Without omitting anything, return the records precisely as given.

### Exercise data
┏━━

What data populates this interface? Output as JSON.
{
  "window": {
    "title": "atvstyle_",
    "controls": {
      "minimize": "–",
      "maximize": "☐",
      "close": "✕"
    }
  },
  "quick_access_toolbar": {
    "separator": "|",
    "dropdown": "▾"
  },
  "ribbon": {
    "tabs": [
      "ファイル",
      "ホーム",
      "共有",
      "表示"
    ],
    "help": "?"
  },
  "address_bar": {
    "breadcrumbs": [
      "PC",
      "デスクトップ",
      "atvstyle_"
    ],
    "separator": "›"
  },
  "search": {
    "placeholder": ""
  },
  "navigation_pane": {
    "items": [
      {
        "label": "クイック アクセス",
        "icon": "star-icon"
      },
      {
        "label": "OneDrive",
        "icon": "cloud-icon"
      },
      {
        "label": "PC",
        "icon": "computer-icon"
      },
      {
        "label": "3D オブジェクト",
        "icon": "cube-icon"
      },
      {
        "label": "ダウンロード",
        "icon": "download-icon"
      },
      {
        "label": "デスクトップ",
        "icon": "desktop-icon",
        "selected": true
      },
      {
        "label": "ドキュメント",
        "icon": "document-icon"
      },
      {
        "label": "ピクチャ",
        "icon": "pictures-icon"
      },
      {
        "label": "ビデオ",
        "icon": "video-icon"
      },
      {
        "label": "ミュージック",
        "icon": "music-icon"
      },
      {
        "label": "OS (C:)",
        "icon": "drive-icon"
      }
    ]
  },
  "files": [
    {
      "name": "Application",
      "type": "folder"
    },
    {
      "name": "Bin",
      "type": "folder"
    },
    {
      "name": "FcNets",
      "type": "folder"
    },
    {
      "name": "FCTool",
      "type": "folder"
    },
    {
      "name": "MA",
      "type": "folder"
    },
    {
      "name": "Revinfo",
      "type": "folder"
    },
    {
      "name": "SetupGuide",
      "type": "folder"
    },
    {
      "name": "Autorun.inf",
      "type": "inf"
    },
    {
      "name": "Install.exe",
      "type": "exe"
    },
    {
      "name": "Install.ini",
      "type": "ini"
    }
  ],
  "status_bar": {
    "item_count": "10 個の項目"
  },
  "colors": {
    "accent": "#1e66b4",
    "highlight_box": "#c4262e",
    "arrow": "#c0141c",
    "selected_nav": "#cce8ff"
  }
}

┗━━

### Solved exercise
What data populates this interface? Output as JSON.
{
  "window": {
    "title": "atvstyle_",
    "controls": {
      "minimize": "–",
      "maximize": "☐",
      "close": "✕"
    }
  },
  "quick_access_toolbar": {
    "separator": "|",
    "dropdown": "▾"
  },
  "ribbon": {
    "tabs": [
      "ファイル",
      "ホーム",
      "共有",
      "表示"
    ],
    "help": "?"
  },
  "address_bar": {
    "breadcrumbs": [
      "PC",
      "デスクトップ",
      "atvstyle_"
    ],
    "separator": "›"
  },
  "search": {
    "placeholder": ""
  },
  "navigation_pane": {
    "items": [
      {
        "label": "クイック アクセス",
        "icon": "star-icon"
      },
      {
        "label": "OneDrive",
        "icon": "cloud-icon"
      },
      {
        "label": "PC",
        "icon": "computer-icon"
      },
      {
        "label": "3D オブジェクト",
        "icon": "cube-icon"
      },
      {
        "label": "ダウンロード",
        "icon": "download-icon"
      },
      {
        "label": "デスクトップ",
        "icon": "desktop-icon",
        "selected": true
      },
      {
        "label": "ドキュメント",
        "icon": "document-icon"
      },
      {
        "label": "ピクチャ",
        "icon": "pictures-icon"
      },
      {
        "label": "ビデオ",
        "icon": "video-icon"
      },
      {
        "label": "ミュージック",
        "icon": "music-icon"
      },
      {
        "label": "OS (C:)",
        "icon": "drive-icon"
      }
    ]
  },
  "files": [
    {
      "name": "Application",
      "type": "folder"
    },
    {
      "name": "Bin",
      "type": "folder"
    },
    {
      "name": "FcNets",
      "type": "folder"
    },
    {
      "name": "FCTool",
      "type": "folder"
    },
    {
      "name": "MA",
      "type": "folder"
    },
    {
      "name": "Revinfo",
      "type": "folder"
    },
    {
      "name": "SetupGuide",
      "type": "folder"
    },
    {
      "name": "Autorun.inf",
      "type": "inf"
    },
    {
      "name": "Install.exe",
      "type": "exe"
    },
    {
      "name": "Install.ini",
      "type": "ini"
    }
  ],
  "status_bar": {
    "item_count": "10 個の項目"
  },
  "colors": {
    "accent": "#1e66b4",
    "highlight_box": "#c4262e",
    "arrow": "#c0141c",
    "selected_nav": "#cce8ff"
  }
}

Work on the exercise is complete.